** Work required **
What is the number of lines in the data that contain "Therapien"? Respond with nothing else.

** Records shown **
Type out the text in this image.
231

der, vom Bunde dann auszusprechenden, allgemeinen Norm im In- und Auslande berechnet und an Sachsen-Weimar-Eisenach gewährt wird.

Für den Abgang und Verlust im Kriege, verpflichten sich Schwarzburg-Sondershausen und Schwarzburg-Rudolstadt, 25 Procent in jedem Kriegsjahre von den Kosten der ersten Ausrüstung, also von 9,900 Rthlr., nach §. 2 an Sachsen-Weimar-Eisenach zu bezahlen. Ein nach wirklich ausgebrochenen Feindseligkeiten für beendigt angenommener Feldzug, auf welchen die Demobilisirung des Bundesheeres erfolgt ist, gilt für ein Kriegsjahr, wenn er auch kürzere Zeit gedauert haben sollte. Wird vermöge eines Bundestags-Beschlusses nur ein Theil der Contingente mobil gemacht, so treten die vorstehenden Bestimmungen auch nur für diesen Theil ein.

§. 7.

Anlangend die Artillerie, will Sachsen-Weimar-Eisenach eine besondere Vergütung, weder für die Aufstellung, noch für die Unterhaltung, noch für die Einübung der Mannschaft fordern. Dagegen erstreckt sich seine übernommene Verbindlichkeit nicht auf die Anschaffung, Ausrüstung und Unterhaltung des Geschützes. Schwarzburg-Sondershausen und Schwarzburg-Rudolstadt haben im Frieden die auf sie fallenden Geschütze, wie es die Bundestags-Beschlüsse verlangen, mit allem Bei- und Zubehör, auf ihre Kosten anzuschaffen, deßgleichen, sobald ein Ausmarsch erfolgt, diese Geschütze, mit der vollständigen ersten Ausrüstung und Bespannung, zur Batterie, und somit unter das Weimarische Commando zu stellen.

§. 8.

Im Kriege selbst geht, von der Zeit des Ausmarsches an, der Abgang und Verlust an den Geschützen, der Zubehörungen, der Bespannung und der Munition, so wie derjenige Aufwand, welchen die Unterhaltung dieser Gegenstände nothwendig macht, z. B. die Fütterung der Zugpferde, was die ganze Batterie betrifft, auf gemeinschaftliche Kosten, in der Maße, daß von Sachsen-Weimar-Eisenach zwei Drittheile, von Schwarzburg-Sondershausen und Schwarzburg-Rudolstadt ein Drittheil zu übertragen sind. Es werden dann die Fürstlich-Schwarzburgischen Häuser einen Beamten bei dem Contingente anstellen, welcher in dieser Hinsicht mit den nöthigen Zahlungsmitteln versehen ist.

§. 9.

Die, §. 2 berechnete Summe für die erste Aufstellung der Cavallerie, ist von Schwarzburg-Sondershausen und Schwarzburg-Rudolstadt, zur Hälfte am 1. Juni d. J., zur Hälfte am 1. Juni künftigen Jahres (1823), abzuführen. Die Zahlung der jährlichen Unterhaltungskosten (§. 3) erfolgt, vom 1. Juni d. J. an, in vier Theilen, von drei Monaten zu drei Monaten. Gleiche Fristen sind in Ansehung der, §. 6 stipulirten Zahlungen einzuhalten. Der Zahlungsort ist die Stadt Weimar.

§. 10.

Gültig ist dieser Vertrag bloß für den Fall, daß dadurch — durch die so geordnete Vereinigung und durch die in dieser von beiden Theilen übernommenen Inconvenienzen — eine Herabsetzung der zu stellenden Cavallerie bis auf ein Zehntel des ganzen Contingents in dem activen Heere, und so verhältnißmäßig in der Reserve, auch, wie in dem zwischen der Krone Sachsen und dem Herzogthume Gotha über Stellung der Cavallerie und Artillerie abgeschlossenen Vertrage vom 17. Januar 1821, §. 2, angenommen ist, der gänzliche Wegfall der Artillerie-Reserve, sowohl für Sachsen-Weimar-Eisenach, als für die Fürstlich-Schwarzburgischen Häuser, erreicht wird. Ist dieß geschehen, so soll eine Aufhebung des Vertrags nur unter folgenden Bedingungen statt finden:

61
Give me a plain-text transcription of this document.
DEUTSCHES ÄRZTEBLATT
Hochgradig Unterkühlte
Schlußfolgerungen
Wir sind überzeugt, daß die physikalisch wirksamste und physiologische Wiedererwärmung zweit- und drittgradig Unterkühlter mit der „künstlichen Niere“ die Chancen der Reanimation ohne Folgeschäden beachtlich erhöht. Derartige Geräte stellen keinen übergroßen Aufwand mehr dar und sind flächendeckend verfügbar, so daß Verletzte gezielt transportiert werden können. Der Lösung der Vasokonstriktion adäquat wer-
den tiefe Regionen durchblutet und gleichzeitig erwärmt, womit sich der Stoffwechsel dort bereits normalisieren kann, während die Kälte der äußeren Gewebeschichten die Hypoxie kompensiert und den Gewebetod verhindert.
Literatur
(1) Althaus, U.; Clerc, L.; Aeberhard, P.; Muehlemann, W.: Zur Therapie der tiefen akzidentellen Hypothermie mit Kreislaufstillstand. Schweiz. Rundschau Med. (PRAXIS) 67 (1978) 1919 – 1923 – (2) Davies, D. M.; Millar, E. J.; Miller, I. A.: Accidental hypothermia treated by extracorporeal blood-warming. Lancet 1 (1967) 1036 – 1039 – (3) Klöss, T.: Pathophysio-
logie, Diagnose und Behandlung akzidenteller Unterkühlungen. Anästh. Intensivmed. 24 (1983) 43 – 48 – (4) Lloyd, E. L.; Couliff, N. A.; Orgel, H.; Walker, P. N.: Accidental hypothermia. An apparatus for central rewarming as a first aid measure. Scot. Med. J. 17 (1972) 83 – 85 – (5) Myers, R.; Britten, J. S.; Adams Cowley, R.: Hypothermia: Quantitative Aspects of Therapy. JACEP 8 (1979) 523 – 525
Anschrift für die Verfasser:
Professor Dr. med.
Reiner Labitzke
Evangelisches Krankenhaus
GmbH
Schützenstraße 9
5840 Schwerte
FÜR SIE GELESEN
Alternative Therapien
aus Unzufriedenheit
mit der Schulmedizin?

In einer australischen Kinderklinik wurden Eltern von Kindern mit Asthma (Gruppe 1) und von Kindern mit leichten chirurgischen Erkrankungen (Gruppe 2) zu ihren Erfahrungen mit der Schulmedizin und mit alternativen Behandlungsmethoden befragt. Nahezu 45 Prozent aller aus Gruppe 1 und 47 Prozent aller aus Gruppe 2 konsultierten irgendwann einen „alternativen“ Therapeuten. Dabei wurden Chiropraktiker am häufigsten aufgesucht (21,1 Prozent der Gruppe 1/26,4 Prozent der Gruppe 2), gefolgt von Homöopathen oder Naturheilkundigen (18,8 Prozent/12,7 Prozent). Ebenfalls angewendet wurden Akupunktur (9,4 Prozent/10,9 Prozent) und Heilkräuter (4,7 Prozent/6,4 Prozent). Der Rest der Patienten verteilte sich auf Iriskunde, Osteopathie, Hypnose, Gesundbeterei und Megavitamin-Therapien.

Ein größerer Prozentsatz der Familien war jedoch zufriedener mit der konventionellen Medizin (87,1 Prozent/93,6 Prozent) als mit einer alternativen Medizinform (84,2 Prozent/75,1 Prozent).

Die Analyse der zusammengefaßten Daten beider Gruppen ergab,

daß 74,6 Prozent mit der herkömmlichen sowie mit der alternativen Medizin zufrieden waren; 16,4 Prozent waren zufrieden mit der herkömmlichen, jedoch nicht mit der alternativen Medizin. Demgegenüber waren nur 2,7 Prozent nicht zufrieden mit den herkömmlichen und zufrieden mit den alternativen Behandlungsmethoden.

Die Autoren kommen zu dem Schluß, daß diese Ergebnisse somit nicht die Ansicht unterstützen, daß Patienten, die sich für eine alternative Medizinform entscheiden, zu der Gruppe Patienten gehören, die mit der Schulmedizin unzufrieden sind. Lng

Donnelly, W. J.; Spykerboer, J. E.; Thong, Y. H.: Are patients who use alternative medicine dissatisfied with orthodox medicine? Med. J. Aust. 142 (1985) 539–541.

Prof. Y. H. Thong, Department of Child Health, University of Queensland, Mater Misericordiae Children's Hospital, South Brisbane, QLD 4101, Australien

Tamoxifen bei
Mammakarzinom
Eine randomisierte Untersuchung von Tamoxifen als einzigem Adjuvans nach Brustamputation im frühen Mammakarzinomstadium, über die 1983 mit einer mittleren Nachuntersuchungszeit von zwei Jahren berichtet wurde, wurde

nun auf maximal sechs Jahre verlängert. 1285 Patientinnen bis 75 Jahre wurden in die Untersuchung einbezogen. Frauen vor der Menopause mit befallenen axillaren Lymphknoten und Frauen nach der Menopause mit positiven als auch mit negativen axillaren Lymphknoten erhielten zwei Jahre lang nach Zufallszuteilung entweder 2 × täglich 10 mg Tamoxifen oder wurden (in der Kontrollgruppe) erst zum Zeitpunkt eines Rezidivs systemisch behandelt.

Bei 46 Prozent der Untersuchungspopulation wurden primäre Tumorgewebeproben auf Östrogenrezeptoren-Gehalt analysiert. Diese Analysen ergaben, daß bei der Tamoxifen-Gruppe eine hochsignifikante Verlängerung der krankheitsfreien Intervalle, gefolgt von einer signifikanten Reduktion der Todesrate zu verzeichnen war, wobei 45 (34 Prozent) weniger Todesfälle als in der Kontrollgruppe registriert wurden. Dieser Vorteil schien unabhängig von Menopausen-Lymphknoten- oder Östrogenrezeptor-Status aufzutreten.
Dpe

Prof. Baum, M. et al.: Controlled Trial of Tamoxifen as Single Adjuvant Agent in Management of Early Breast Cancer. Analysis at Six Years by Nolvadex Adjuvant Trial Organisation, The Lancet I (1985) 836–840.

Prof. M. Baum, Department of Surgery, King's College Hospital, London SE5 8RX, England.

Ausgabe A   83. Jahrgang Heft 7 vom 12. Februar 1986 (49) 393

** Response to this task **
2